## START RECORDS TO USE

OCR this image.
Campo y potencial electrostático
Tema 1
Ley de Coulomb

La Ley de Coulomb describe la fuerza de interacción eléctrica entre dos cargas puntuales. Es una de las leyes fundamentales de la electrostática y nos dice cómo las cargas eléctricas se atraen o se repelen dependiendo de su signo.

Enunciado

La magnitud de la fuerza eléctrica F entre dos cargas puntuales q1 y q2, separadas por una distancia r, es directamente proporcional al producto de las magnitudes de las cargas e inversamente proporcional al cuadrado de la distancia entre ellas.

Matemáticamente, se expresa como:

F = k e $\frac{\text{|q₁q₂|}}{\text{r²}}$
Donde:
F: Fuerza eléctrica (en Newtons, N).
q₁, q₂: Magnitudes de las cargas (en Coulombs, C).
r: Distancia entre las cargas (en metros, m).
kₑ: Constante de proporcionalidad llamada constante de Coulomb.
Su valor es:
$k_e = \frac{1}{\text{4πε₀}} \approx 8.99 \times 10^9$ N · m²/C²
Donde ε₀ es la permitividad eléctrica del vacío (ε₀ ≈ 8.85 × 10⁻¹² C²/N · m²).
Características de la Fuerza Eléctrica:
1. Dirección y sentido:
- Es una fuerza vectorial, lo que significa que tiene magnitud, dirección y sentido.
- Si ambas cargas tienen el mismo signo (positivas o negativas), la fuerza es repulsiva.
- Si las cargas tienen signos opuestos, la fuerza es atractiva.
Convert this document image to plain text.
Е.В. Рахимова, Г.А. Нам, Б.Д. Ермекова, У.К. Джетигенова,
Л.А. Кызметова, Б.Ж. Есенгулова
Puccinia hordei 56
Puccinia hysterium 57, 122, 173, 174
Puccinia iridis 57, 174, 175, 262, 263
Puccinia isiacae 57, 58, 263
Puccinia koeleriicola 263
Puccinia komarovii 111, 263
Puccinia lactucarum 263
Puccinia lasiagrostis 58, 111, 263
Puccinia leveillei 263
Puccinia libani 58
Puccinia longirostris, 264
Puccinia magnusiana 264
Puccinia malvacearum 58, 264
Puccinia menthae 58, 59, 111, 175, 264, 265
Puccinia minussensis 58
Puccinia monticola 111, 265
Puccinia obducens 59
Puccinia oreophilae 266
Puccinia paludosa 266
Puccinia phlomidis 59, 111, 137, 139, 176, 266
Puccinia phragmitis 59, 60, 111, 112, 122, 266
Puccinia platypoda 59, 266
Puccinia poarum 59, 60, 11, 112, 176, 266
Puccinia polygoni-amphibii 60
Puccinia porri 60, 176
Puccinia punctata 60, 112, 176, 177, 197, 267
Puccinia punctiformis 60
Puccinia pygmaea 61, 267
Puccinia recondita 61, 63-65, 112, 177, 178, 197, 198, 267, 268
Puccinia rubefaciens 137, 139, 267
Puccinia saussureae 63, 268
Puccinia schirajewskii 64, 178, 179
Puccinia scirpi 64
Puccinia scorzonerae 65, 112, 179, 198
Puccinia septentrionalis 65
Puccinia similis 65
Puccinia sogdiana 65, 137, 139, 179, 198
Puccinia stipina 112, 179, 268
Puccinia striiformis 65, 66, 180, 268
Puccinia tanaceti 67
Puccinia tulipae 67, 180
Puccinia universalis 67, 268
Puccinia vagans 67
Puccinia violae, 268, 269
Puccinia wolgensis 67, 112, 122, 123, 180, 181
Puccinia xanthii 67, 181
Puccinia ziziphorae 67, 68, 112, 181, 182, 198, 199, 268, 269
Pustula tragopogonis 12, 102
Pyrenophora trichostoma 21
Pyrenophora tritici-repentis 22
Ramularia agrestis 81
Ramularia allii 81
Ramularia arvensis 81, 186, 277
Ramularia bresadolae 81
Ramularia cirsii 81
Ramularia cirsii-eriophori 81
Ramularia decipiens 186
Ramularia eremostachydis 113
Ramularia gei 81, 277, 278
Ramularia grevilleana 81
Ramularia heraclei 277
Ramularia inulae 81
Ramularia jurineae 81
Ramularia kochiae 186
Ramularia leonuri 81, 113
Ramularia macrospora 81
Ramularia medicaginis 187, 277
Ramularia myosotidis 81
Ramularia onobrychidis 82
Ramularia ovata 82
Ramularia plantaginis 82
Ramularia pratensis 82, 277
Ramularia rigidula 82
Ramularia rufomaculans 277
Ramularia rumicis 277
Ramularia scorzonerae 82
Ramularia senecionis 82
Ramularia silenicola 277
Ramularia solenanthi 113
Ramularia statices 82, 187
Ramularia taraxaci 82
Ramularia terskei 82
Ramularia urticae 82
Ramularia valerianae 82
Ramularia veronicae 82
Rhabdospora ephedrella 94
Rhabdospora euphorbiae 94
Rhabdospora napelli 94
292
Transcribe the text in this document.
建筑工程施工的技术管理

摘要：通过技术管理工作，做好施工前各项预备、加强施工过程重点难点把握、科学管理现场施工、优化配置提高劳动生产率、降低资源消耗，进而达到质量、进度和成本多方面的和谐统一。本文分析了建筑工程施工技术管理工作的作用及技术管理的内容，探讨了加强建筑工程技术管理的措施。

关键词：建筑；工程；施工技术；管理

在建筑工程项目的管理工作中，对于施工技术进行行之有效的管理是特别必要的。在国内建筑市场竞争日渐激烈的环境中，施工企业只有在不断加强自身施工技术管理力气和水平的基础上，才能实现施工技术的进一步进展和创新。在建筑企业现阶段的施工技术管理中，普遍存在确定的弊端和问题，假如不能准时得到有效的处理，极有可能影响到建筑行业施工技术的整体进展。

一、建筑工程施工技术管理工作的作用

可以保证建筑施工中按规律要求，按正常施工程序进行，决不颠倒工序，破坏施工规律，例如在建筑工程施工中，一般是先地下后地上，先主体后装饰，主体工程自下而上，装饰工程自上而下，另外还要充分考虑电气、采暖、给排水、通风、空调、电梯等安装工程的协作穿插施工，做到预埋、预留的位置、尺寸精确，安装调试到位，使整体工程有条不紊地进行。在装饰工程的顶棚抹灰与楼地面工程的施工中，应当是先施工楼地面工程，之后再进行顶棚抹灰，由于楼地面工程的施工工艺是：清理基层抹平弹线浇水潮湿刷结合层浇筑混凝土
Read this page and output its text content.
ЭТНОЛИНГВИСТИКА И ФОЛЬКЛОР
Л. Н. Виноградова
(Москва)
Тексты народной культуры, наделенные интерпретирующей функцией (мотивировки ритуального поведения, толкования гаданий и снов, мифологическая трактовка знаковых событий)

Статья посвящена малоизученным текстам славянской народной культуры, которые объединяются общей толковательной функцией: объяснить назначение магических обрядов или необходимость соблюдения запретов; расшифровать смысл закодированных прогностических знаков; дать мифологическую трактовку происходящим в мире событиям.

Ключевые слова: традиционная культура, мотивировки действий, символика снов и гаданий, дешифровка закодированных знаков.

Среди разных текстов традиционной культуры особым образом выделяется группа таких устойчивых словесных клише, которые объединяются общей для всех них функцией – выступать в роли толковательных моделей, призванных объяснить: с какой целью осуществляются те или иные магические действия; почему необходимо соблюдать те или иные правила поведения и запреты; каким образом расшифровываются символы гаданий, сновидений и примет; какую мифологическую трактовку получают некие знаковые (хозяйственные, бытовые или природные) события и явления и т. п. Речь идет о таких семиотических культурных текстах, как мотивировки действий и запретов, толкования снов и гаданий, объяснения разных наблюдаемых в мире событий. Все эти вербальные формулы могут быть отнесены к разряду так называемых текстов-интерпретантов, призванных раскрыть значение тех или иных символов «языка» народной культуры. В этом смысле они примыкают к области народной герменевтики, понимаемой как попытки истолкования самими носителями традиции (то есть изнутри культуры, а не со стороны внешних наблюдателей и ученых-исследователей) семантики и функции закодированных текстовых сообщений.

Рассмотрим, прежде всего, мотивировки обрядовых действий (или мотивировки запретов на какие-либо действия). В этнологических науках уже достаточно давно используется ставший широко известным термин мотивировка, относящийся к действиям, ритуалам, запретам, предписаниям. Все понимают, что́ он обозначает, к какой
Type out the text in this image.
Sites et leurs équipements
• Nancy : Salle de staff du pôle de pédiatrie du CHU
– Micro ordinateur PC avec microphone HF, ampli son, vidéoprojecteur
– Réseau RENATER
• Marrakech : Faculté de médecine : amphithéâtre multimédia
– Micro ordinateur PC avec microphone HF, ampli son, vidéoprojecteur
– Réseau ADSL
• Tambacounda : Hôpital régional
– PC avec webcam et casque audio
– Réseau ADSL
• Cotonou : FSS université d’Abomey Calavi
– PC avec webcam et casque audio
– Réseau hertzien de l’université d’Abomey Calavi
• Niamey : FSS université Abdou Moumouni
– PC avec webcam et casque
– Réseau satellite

## END RECORDS TO USE

### OBJECTIVE
Give only the number of lines in the preceding material that contain the string "Rhabdospora".

### REPLY
3